====== Provided data ======
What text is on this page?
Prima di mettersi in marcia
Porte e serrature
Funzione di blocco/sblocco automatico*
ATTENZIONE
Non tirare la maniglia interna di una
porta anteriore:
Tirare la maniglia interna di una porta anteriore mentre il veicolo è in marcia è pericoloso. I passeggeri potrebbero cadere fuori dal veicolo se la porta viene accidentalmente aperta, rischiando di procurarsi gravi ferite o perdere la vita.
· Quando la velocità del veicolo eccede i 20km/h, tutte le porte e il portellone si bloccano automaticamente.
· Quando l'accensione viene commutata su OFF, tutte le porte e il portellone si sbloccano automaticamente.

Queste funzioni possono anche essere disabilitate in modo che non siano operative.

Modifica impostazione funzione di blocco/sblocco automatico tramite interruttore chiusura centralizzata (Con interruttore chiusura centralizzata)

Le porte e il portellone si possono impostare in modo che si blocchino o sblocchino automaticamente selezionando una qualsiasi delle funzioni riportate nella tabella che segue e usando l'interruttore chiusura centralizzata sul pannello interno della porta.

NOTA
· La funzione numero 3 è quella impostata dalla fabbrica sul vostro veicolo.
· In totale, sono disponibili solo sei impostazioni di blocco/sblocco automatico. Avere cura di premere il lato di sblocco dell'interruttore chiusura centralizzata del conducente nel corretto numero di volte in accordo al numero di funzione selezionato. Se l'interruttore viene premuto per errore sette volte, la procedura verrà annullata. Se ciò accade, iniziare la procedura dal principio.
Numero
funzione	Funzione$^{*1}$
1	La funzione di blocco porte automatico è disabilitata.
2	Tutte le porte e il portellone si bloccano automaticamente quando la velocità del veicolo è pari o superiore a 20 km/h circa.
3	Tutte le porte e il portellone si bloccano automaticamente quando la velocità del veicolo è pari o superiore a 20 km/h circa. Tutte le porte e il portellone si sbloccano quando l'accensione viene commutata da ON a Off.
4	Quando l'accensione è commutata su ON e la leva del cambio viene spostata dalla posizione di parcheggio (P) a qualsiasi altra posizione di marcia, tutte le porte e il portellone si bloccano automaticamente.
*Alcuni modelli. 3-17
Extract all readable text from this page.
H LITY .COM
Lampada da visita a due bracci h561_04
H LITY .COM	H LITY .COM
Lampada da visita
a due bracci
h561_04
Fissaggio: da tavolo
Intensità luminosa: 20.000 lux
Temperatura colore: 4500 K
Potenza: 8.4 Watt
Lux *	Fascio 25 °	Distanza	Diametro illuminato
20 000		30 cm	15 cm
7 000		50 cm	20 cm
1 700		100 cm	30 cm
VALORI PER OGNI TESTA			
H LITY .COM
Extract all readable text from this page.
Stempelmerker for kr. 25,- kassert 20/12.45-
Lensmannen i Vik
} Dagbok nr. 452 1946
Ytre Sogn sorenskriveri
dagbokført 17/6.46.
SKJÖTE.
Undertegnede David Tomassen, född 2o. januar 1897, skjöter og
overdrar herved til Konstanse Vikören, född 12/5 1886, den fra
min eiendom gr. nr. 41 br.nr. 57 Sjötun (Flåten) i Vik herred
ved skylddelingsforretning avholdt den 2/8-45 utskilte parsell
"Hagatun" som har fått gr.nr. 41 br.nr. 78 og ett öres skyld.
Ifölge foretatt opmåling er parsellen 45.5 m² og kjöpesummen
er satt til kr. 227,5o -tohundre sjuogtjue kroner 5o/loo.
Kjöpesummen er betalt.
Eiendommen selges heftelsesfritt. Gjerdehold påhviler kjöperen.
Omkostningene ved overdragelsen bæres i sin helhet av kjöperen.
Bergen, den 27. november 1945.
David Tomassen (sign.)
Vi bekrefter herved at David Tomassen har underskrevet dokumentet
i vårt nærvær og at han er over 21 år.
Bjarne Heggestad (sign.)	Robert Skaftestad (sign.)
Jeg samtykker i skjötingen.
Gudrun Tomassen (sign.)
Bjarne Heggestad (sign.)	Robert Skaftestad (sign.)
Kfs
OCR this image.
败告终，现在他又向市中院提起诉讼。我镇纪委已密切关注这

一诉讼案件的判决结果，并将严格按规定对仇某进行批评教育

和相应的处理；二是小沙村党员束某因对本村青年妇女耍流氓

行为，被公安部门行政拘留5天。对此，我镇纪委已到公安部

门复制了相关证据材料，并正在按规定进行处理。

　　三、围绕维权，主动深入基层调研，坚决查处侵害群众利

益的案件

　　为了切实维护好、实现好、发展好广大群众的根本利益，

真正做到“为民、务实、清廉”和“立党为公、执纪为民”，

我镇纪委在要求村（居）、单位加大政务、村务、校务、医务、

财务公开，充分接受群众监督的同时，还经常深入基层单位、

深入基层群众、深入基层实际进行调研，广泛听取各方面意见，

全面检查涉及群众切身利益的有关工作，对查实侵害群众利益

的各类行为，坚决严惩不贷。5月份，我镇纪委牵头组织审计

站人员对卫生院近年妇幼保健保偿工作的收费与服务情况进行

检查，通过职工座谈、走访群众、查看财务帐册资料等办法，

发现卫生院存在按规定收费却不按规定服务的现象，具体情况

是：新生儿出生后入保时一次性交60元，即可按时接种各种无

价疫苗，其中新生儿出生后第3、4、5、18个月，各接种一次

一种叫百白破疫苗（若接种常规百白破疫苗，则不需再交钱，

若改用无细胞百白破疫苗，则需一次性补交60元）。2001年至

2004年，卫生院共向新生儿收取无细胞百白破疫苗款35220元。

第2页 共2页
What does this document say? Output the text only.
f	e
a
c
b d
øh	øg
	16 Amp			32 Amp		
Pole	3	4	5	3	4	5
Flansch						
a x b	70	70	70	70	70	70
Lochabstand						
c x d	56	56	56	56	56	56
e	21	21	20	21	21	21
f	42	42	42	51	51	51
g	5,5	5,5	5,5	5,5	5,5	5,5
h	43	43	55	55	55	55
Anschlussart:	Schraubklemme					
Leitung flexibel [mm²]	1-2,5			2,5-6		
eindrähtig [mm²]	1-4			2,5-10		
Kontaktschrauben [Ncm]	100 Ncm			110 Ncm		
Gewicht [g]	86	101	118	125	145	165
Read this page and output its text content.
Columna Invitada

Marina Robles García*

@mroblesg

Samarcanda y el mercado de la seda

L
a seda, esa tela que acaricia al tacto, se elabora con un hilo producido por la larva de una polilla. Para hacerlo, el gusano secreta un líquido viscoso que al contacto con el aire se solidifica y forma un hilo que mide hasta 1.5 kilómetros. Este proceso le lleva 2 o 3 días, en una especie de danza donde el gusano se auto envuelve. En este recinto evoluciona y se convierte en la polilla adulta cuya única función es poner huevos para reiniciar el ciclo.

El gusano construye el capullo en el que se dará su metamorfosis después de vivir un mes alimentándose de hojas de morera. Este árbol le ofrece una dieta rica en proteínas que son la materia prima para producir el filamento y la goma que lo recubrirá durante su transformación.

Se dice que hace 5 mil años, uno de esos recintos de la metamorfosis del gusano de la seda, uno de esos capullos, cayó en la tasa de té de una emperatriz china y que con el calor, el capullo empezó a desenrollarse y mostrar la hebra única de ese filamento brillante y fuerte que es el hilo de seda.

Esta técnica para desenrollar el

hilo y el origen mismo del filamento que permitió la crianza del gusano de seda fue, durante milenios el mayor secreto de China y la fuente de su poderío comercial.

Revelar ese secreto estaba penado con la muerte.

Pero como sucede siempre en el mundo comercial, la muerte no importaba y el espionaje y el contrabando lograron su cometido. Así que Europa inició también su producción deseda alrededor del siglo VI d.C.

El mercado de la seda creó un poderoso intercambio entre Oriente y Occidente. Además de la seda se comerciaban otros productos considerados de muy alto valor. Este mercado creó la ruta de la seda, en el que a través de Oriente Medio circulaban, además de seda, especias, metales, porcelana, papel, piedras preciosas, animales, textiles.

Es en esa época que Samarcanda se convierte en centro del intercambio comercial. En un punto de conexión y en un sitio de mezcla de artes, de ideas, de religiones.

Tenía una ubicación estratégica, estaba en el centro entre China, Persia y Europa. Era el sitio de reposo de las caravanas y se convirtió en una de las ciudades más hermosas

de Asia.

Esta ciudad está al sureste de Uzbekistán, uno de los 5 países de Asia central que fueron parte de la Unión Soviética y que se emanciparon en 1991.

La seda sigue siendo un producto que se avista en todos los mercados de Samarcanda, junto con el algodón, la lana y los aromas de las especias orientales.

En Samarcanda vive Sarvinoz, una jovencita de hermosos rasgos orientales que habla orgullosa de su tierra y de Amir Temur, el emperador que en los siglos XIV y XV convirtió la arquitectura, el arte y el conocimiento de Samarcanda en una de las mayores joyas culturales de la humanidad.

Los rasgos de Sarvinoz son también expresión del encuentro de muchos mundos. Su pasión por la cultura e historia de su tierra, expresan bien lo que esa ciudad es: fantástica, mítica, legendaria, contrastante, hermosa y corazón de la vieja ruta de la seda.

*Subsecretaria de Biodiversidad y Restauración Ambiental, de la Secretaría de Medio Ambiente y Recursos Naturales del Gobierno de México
======
## Problem requirements
Select the lines from the entries that include the word "possono".

## Worked solution
Queste funzioni possono anche essere disabilitate in modo che non siano operative.
Le porte e il portellone si possono impostare in modo che si blocchino o sblocchino automaticamente selezionando una qualsiasi delle funzioni riportate nella tabella che segue e usando l'interruttore chiusura centralizzata sul pannello interno della porta.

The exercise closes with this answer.